GIVEN REQUEST:
Produce the listing below again, exactly as shown.

Stored data entries
>>

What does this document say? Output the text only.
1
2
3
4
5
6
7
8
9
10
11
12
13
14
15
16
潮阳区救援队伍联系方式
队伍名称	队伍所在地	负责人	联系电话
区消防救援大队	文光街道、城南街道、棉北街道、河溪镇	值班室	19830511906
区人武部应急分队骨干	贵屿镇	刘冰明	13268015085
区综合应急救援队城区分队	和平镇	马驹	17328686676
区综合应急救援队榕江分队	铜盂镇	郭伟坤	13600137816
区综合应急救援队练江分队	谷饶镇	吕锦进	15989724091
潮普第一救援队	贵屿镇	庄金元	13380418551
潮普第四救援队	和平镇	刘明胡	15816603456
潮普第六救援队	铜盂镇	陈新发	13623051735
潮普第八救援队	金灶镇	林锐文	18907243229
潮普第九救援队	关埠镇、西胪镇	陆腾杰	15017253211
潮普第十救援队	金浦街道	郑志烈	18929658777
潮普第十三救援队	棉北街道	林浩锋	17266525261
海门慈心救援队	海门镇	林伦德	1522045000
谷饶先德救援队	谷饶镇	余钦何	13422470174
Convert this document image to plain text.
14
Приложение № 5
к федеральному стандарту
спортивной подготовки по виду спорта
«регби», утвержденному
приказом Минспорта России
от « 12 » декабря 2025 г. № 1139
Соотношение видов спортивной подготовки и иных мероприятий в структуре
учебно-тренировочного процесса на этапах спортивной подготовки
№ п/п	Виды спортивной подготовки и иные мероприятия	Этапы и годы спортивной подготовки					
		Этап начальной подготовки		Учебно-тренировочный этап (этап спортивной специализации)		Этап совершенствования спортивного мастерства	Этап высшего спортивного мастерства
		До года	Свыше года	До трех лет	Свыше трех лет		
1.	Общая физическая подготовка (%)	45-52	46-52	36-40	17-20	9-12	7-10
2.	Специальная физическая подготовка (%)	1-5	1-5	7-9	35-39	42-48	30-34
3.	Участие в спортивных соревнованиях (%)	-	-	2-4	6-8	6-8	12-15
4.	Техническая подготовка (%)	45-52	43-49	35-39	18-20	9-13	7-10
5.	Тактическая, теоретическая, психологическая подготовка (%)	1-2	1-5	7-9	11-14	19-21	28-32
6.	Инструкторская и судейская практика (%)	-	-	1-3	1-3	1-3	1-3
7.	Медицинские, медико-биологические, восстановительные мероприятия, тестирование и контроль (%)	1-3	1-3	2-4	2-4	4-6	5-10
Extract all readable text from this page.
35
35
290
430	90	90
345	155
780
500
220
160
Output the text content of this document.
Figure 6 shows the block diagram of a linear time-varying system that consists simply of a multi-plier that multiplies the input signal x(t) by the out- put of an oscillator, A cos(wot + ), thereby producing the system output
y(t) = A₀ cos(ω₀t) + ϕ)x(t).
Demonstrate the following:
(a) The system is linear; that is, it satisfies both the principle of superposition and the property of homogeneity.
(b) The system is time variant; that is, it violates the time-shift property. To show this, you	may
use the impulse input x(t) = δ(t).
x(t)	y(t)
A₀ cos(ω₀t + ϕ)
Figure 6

<<

SOLUTION FOR THIS TASK:
What does this document say? Output the text only.
1
2
3
4
5
6
7
8
9
10
11
12
13
14
15
16
潮阳区救援队伍联系方式
队伍名称	队伍所在地	负责人	联系电话
区消防救援大队	文光街道、城南街道、棉北街道、河溪镇	值班室	19830511906
区人武部应急分队骨干	贵屿镇	刘冰明	13268015085
区综合应急救援队城区分队	和平镇	马驹	17328686676
区综合应急救援队榕江分队	铜盂镇	郭伟坤	13600137816
区综合应急救援队练江分队	谷饶镇	吕锦进	15989724091
潮普第一救援队	贵屿镇	庄金元	13380418551
潮普第四救援队	和平镇	刘明胡	15816603456
潮普第六救援队	铜盂镇	陈新发	13623051735
潮普第八救援队	金灶镇	林锐文	18907243229
潮普第九救援队	关埠镇、西胪镇	陆腾杰	15017253211
潮普第十救援队	金浦街道	郑志烈	18929658777
潮普第十三救援队	棉北街道	林浩锋	17266525261
海门慈心救援队	海门镇	林伦德	1522045000
谷饶先德救援队	谷饶镇	余钦何	13422470174
Convert this document image to plain text.
14
Приложение № 5
к федеральному стандарту
спортивной подготовки по виду спорта
«регби», утвержденному
приказом Минспорта России
от « 12 » декабря 2025 г. № 1139
Соотношение видов спортивной подготовки и иных мероприятий в структуре
учебно-тренировочного процесса на этапах спортивной подготовки
№ п/п	Виды спортивной подготовки и иные мероприятия	Этапы и годы спортивной подготовки					
		Этап начальной подготовки		Учебно-тренировочный этап (этап спортивной специализации)		Этап совершенствования спортивного мастерства	Этап высшего спортивного мастерства
		До года	Свыше года	До трех лет	Свыше трех лет		
1.	Общая физическая подготовка (%)	45-52	46-52	36-40	17-20	9-12	7-10
2.	Специальная физическая подготовка (%)	1-5	1-5	7-9	35-39	42-48	30-34
3.	Участие в спортивных соревнованиях (%)	-	-	2-4	6-8	6-8	12-15
4.	Техническая подготовка (%)	45-52	43-49	35-39	18-20	9-13	7-10
5.	Тактическая, теоретическая, психологическая подготовка (%)	1-2	1-5	7-9	11-14	19-21	28-32
6.	Инструкторская и судейская практика (%)	-	-	1-3	1-3	1-3	1-3
7.	Медицинские, медико-биологические, восстановительные мероприятия, тестирование и контроль (%)	1-3	1-3	2-4	2-4	4-6	5-10
Extract all readable text from this page.
35
35
290
430	90	90
345	155
780
500
220
160
Output the text content of this document.
Figure 6 shows the block diagram of a linear time-varying system that consists simply of a multi-plier that multiplies the input signal x(t) by the out- put of an oscillator, A cos(wot + ), thereby producing the system output
y(t) = A₀ cos(ω₀t) + ϕ)x(t).
Demonstrate the following:
(a) The system is linear; that is, it satisfies both the principle of superposition and the property of homogeneity.
(b) The system is time variant; that is, it violates the time-shift property. To show this, you	may
use the impulse input x(t) = δ(t).
x(t)	y(t)
A₀ cos(ω₀t + ϕ)
Figure 6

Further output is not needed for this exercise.